● **What you should do**
Leave out the pictures and transcribe everything else exactly.

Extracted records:

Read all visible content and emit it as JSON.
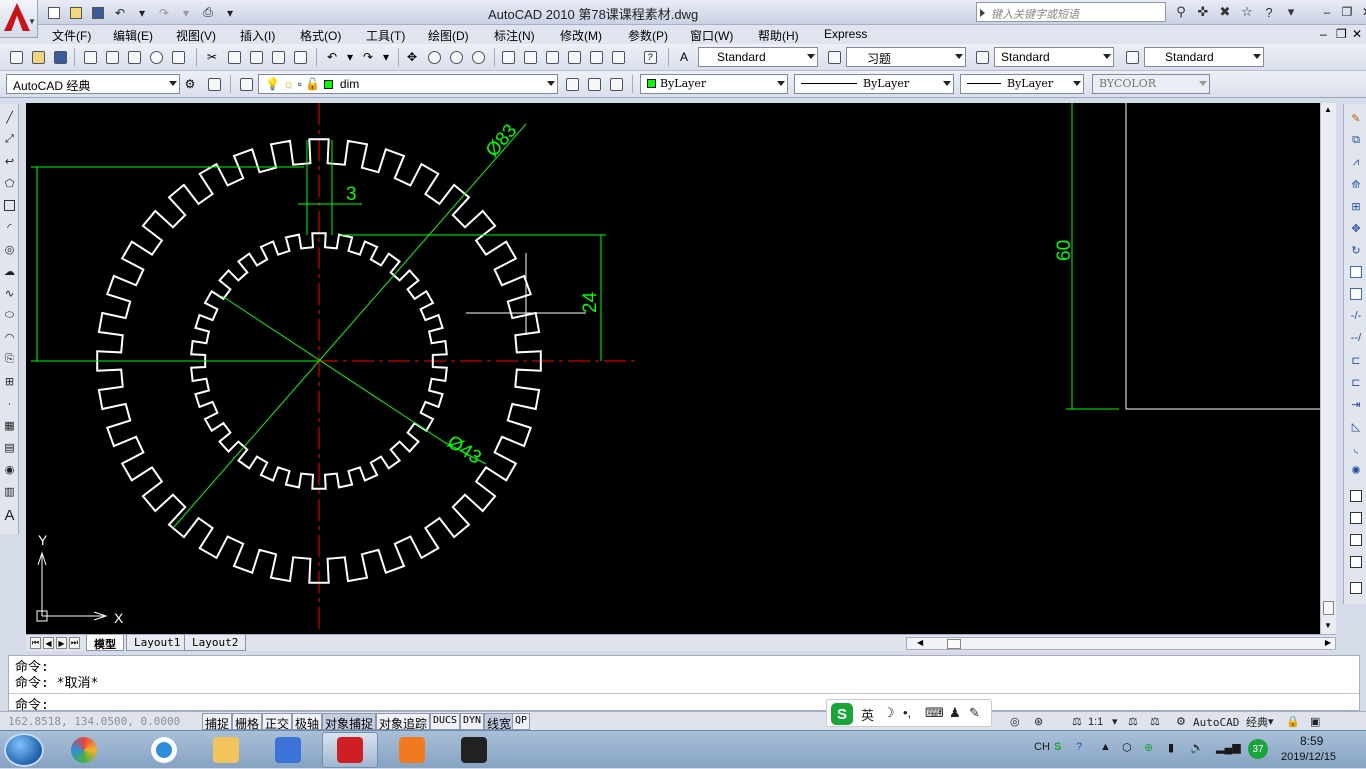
{
  "window": {
    "title": "AutoCAD 2010    第78课课程素材.dwg",
    "search_placeholder": "键入关键字或短语"
  },
  "menu": [
    "文件(F)",
    "编辑(E)",
    "视图(V)",
    "插入(I)",
    "格式(O)",
    "工具(T)",
    "绘图(D)",
    "标注(N)",
    "修改(M)",
    "参数(P)",
    "窗口(W)",
    "帮助(H)",
    "Express"
  ],
  "styles": {
    "text_style": "Standard",
    "dim_style": "习题",
    "table_style": "Standard",
    "multileader_style": "Standard"
  },
  "workspace": "AutoCAD 经典",
  "layer": {
    "name": "dim",
    "color": "#00ff00"
  },
  "properties": {
    "color": "ByLayer",
    "linetype": "ByLayer",
    "lineweight": "ByLayer",
    "plotstyle": "BYCOLOR"
  },
  "drawing": {
    "dimensions": [
      "Ø83",
      "3",
      "24",
      "Ø43",
      "60"
    ],
    "ucs_x": "X",
    "ucs_y": "Y",
    "outer_teeth": 36,
    "inner_teeth": 30,
    "colors": {
      "gear": "#ffffff",
      "dimension": "#00ff00",
      "centerline": "#ff0000",
      "background": "#000000"
    }
  },
  "tabs": [
    "模型",
    "Layout1",
    "Layout2"
  ],
  "command": {
    "line1": "命令:",
    "line2": "命令: *取消*",
    "prompt": "命令:"
  },
  "status": {
    "coords": "162.8518, 134.0500, 0.0000",
    "toggles": [
      "捕捉",
      "栅格",
      "正交",
      "极轴",
      "对象捕捉",
      "对象追踪",
      "DUCS",
      "DYN",
      "线宽",
      "QP"
    ],
    "scale": "1:1",
    "workspace": "AutoCAD 经典"
  },
  "ime": {
    "mode": "英"
  },
  "tray": {
    "lang": "CH",
    "badge": "37",
    "time": "8:59",
    "date": "2019/12/15"
  }
}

● **Expected answer**
Read all visible content and emit it as JSON.
{
  "window": {
    "title": "AutoCAD 2010    第78课课程素材.dwg",
    "search_placeholder": "键入关键字或短语"
  },
  "menu": [
    "文件(F)",
    "编辑(E)",
    "视图(V)",
    "插入(I)",
    "格式(O)",
    "工具(T)",
    "绘图(D)",
    "标注(N)",
    "修改(M)",
    "参数(P)",
    "窗口(W)",
    "帮助(H)",
    "Express"
  ],
  "styles": {
    "text_style": "Standard",
    "dim_style": "习题",
    "table_style": "Standard",
    "multileader_style": "Standard"
  },
  "workspace": "AutoCAD 经典",
  "layer": {
    "name": "dim",
    "color": "#00ff00"
  },
  "properties": {
    "color": "ByLayer",
    "linetype": "ByLayer",
    "lineweight": "ByLayer",
    "plotstyle": "BYCOLOR"
  },
  "drawing": {
    "dimensions": [
      "Ø83",
      "3",
      "24",
      "Ø43",
      "60"
    ],
    "ucs_x": "X",
    "ucs_y": "Y",
    "outer_teeth": 36,
    "inner_teeth": 30,
    "colors": {
      "gear": "#ffffff",
      "dimension": "#00ff00",
      "centerline": "#ff0000",
      "background": "#000000"
    }
  },
  "tabs": [
    "模型",
    "Layout1",
    "Layout2"
  ],
  "command": {
    "line1": "命令:",
    "line2": "命令: *取消*",
    "prompt": "命令:"
  },
  "status": {
    "coords": "162.8518, 134.0500, 0.0000",
    "toggles": [
      "捕捉",
      "栅格",
      "正交",
      "极轴",
      "对象捕捉",
      "对象追踪",
      "DUCS",
      "DYN",
      "线宽",
      "QP"
    ],
    "scale": "1:1",
    "workspace": "AutoCAD 经典"
  },
  "ime": {
    "mode": "英"
  },
  "tray": {
    "lang": "CH",
    "badge": "37",
    "time": "8:59",
    "date": "2019/12/15"
  }
}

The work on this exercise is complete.